What to produce:
Can the data below be set down again exactly, line for line?

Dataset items
begin

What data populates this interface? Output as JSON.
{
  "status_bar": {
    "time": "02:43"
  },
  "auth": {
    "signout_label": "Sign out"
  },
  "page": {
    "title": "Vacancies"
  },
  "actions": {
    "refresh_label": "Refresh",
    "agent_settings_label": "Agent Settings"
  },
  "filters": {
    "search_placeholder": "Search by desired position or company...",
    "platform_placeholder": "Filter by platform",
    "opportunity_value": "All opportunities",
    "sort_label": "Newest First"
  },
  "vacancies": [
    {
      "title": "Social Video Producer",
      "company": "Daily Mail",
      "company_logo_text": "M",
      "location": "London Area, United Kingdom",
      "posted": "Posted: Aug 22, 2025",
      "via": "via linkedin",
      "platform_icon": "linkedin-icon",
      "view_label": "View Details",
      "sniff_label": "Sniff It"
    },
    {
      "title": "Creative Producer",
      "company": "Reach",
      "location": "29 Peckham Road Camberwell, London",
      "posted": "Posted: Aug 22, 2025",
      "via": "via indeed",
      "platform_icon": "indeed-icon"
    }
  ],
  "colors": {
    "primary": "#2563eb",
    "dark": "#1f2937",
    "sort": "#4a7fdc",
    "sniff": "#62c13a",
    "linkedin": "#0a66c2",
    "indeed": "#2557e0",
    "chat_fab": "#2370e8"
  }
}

end

Full output:
What data populates this interface? Output as JSON.
{
  "status_bar": {
    "time": "02:43"
  },
  "auth": {
    "signout_label": "Sign out"
  },
  "page": {
    "title": "Vacancies"
  },
  "actions": {
    "refresh_label": "Refresh",
    "agent_settings_label": "Agent Settings"
  },
  "filters": {
    "search_placeholder": "Search by desired position or company...",
    "platform_placeholder": "Filter by platform",
    "opportunity_value": "All opportunities",
    "sort_label": "Newest First"
  },
  "vacancies": [
    {
      "title": "Social Video Producer",
      "company": "Daily Mail",
      "company_logo_text": "M",
      "location": "London Area, United Kingdom",
      "posted": "Posted: Aug 22, 2025",
      "via": "via linkedin",
      "platform_icon": "linkedin-icon",
      "view_label": "View Details",
      "sniff_label": "Sniff It"
    },
    {
      "title": "Creative Producer",
      "company": "Reach",
      "location": "29 Peckham Road Camberwell, London",
      "posted": "Posted: Aug 22, 2025",
      "via": "via indeed",
      "platform_icon": "indeed-icon"
    }
  ],
  "colors": {
    "primary": "#2563eb",
    "dark": "#1f2937",
    "sort": "#4a7fdc",
    "sniff": "#62c13a",
    "linkedin": "#0a66c2",
    "indeed": "#2557e0",
    "chat_fab": "#2370e8"
  }
}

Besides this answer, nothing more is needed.